DIRECTION:
Transcribe the records in full, keeping every character as it is.

Stored data entries:
◆ ◆ ◆ ◆ ◆ ◆ ◆

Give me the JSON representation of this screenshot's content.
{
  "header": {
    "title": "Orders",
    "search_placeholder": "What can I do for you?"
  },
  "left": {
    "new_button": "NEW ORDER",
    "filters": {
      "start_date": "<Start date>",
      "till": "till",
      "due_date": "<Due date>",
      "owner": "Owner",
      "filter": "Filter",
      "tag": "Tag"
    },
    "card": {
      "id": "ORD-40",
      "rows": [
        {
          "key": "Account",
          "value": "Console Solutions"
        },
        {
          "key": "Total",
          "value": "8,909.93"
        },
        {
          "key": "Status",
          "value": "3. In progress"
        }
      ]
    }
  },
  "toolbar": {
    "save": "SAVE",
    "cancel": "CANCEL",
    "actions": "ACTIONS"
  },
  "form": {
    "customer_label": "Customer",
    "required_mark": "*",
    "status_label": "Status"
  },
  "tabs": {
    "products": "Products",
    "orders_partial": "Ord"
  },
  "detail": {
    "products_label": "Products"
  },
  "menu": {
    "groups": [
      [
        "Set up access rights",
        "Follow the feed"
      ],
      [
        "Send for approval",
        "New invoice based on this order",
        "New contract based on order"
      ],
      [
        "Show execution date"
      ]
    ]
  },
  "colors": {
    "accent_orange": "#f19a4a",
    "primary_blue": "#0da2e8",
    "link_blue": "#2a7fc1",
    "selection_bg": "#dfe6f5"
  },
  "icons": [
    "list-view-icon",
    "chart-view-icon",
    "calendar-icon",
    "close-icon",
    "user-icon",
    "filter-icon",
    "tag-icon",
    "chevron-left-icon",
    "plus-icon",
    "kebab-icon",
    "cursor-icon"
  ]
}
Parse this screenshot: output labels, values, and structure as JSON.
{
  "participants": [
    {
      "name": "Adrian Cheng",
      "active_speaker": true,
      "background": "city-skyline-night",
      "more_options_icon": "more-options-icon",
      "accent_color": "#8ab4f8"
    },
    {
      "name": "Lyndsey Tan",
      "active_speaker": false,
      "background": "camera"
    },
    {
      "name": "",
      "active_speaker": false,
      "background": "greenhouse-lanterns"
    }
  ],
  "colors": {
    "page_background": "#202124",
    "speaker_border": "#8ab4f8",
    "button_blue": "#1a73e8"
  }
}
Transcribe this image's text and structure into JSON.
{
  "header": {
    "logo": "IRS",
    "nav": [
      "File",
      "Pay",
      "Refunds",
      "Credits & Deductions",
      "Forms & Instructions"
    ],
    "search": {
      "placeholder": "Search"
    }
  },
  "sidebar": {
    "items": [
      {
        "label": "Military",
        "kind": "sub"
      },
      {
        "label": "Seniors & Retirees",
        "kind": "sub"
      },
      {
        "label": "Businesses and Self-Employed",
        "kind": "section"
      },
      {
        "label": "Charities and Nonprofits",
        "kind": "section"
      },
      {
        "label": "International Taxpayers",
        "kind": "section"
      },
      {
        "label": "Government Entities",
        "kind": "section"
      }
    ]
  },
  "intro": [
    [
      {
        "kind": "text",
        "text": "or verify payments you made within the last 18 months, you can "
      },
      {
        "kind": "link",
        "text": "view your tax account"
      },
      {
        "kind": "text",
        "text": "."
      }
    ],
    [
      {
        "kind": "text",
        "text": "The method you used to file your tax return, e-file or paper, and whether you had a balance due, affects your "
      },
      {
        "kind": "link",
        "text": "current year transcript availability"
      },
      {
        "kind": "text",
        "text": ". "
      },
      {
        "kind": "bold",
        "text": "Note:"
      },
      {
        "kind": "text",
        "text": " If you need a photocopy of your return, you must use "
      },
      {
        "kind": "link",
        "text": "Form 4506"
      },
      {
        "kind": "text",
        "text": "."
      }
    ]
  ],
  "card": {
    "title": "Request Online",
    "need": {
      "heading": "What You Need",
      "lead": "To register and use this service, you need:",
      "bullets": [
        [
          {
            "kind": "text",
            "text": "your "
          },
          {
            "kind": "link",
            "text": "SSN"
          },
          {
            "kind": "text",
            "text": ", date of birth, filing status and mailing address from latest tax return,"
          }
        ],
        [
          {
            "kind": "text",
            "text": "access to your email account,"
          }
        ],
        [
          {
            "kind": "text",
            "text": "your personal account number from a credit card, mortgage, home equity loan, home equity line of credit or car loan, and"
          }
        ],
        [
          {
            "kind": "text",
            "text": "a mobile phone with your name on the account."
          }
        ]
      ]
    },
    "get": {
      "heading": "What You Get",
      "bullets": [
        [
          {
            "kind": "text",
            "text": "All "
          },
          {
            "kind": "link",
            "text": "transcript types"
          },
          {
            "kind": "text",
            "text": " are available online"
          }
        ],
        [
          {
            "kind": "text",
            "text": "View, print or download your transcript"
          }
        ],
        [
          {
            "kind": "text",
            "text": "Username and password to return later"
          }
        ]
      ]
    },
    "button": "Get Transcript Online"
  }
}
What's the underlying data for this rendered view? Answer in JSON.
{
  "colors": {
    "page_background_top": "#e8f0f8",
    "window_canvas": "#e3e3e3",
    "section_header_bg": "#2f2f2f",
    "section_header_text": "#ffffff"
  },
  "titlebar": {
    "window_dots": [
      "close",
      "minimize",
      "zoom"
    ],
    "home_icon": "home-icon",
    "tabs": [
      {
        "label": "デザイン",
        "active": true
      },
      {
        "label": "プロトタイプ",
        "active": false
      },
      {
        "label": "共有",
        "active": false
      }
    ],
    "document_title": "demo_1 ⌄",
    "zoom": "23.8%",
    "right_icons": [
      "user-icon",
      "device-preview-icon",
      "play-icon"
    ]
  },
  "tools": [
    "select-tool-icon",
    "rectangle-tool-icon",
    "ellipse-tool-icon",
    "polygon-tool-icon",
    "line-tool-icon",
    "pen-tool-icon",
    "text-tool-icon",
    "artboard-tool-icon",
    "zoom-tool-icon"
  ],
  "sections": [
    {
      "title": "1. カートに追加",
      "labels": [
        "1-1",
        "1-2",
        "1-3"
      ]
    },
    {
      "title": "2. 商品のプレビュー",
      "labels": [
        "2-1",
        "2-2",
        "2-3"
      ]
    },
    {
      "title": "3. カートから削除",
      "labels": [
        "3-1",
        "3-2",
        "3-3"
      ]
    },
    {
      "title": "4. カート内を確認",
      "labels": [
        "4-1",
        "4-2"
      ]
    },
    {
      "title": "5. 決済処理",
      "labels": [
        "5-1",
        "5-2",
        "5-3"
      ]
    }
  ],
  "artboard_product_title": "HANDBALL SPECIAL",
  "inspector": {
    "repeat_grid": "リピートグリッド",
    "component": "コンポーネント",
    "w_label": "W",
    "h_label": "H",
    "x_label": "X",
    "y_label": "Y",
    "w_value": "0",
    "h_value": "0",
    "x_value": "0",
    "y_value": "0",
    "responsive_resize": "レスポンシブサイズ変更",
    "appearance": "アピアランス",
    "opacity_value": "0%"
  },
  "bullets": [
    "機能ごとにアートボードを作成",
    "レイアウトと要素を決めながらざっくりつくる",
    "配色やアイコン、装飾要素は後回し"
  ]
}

◆ ◆ ◆ ◆ ◆ ◆ ◆

EXERCISE SOLUTION:
Give me the JSON representation of this screenshot's content.
{
  "header": {
    "title": "Orders",
    "search_placeholder": "What can I do for you?"
  },
  "left": {
    "new_button": "NEW ORDER",
    "filters": {
      "start_date": "<Start date>",
      "till": "till",
      "due_date": "<Due date>",
      "owner": "Owner",
      "filter": "Filter",
      "tag": "Tag"
    },
    "card": {
      "id": "ORD-40",
      "rows": [
        {
          "key": "Account",
          "value": "Console Solutions"
        },
        {
          "key": "Total",
          "value": "8,909.93"
        },
        {
          "key": "Status",
          "value": "3. In progress"
        }
      ]
    }
  },
  "toolbar": {
    "save": "SAVE",
    "cancel": "CANCEL",
    "actions": "ACTIONS"
  },
  "form": {
    "customer_label": "Customer",
    "required_mark": "*",
    "status_label": "Status"
  },
  "tabs": {
    "products": "Products",
    "orders_partial": "Ord"
  },
  "detail": {
    "products_label": "Products"
  },
  "menu": {
    "groups": [
      [
        "Set up access rights",
        "Follow the feed"
      ],
      [
        "Send for approval",
        "New invoice based on this order",
        "New contract based on order"
      ],
      [
        "Show execution date"
      ]
    ]
  },
  "colors": {
    "accent_orange": "#f19a4a",
    "primary_blue": "#0da2e8",
    "link_blue": "#2a7fc1",
    "selection_bg": "#dfe6f5"
  },
  "icons": [
    "list-view-icon",
    "chart-view-icon",
    "calendar-icon",
    "close-icon",
    "user-icon",
    "filter-icon",
    "tag-icon",
    "chevron-left-icon",
    "plus-icon",
    "kebab-icon",
    "cursor-icon"
  ]
}
Parse this screenshot: output labels, values, and structure as JSON.
{
  "participants": [
    {
      "name": "Adrian Cheng",
      "active_speaker": true,
      "background": "city-skyline-night",
      "more_options_icon": "more-options-icon",
      "accent_color": "#8ab4f8"
    },
    {
      "name": "Lyndsey Tan",
      "active_speaker": false,
      "background": "camera"
    },
    {
      "name": "",
      "active_speaker": false,
      "background": "greenhouse-lanterns"
    }
  ],
  "colors": {
    "page_background": "#202124",
    "speaker_border": "#8ab4f8",
    "button_blue": "#1a73e8"
  }
}
Transcribe this image's text and structure into JSON.
{
  "header": {
    "logo": "IRS",
    "nav": [
      "File",
      "Pay",
      "Refunds",
      "Credits & Deductions",
      "Forms & Instructions"
    ],
    "search": {
      "placeholder": "Search"
    }
  },
  "sidebar": {
    "items": [
      {
        "label": "Military",
        "kind": "sub"
      },
      {
        "label": "Seniors & Retirees",
        "kind": "sub"
      },
      {
        "label": "Businesses and Self-Employed",
        "kind": "section"
      },
      {
        "label": "Charities and Nonprofits",
        "kind": "section"
      },
      {
        "label": "International Taxpayers",
        "kind": "section"
      },
      {
        "label": "Government Entities",
        "kind": "section"
      }
    ]
  },
  "intro": [
    [
      {
        "kind": "text",
        "text": "or verify payments you made within the last 18 months, you can "
      },
      {
        "kind": "link",
        "text": "view your tax account"
      },
      {
        "kind": "text",
        "text": "."
      }
    ],
    [
      {
        "kind": "text",
        "text": "The method you used to file your tax return, e-file or paper, and whether you had a balance due, affects your "
      },
      {
        "kind": "link",
        "text": "current year transcript availability"
      },
      {
        "kind": "text",
        "text": ". "
      },
      {
        "kind": "bold",
        "text": "Note:"
      },
      {
        "kind": "text",
        "text": " If you need a photocopy of your return, you must use "
      },
      {
        "kind": "link",
        "text": "Form 4506"
      },
      {
        "kind": "text",
        "text": "."
      }
    ]
  ],
  "card": {
    "title": "Request Online",
    "need": {
      "heading": "What You Need",
      "lead": "To register and use this service, you need:",
      "bullets": [
        [
          {
            "kind": "text",
            "text": "your "
          },
          {
            "kind": "link",
            "text": "SSN"
          },
          {
            "kind": "text",
            "text": ", date of birth, filing status and mailing address from latest tax return,"
          }
        ],
        [
          {
            "kind": "text",
            "text": "access to your email account,"
          }
        ],
        [
          {
            "kind": "text",
            "text": "your personal account number from a credit card, mortgage, home equity loan, home equity line of credit or car loan, and"
          }
        ],
        [
          {
            "kind": "text",
            "text": "a mobile phone with your name on the account."
          }
        ]
      ]
    },
    "get": {
      "heading": "What You Get",
      "bullets": [
        [
          {
            "kind": "text",
            "text": "All "
          },
          {
            "kind": "link",
            "text": "transcript types"
          },
          {
            "kind": "text",
            "text": " are available online"
          }
        ],
        [
          {
            "kind": "text",
            "text": "View, print or download your transcript"
          }
        ],
        [
          {
            "kind": "text",
            "text": "Username and password to return later"
          }
        ]
      ]
    },
    "button": "Get Transcript Online"
  }
}
What's the underlying data for this rendered view? Answer in JSON.
{
  "colors": {
    "page_background_top": "#e8f0f8",
    "window_canvas": "#e3e3e3",
    "section_header_bg": "#2f2f2f",
    "section_header_text": "#ffffff"
  },
  "titlebar": {
    "window_dots": [
      "close",
      "minimize",
      "zoom"
    ],
    "home_icon": "home-icon",
    "tabs": [
      {
        "label": "デザイン",
        "active": true
      },
      {
        "label": "プロトタイプ",
        "active": false
      },
      {
        "label": "共有",
        "active": false
      }
    ],
    "document_title": "demo_1 ⌄",
    "zoom": "23.8%",
    "right_icons": [
      "user-icon",
      "device-preview-icon",
      "play-icon"
    ]
  },
  "tools": [
    "select-tool-icon",
    "rectangle-tool-icon",
    "ellipse-tool-icon",
    "polygon-tool-icon",
    "line-tool-icon",
    "pen-tool-icon",
    "text-tool-icon",
    "artboard-tool-icon",
    "zoom-tool-icon"
  ],
  "sections": [
    {
      "title": "1. カートに追加",
      "labels": [
        "1-1",
        "1-2",
        "1-3"
      ]
    },
    {
      "title": "2. 商品のプレビュー",
      "labels": [
        "2-1",
        "2-2",
        "2-3"
      ]
    },
    {
      "title": "3. カートから削除",
      "labels": [
        "3-1",
        "3-2",
        "3-3"
      ]
    },
    {
      "title": "4. カート内を確認",
      "labels": [
        "4-1",
        "4-2"
      ]
    },
    {
      "title": "5. 決済処理",
      "labels": [
        "5-1",
        "5-2",
        "5-3"
      ]
    }
  ],
  "artboard_product_title": "HANDBALL SPECIAL",
  "inspector": {
    "repeat_grid": "リピートグリッド",
    "component": "コンポーネント",
    "w_label": "W",
    "h_label": "H",
    "x_label": "X",
    "y_label": "Y",
    "w_value": "0",
    "h_value": "0",
    "x_value": "0",
    "y_value": "0",
    "responsive_resize": "レスポンシブサイズ変更",
    "appearance": "アピアランス",
    "opacity_value": "0%"
  },
  "bullets": [
    "機能ごとにアートボードを作成",
    "レイアウトと要素を決めながらざっくりつくる",
    "配色やアイコン、装飾要素は後回し"
  ]
}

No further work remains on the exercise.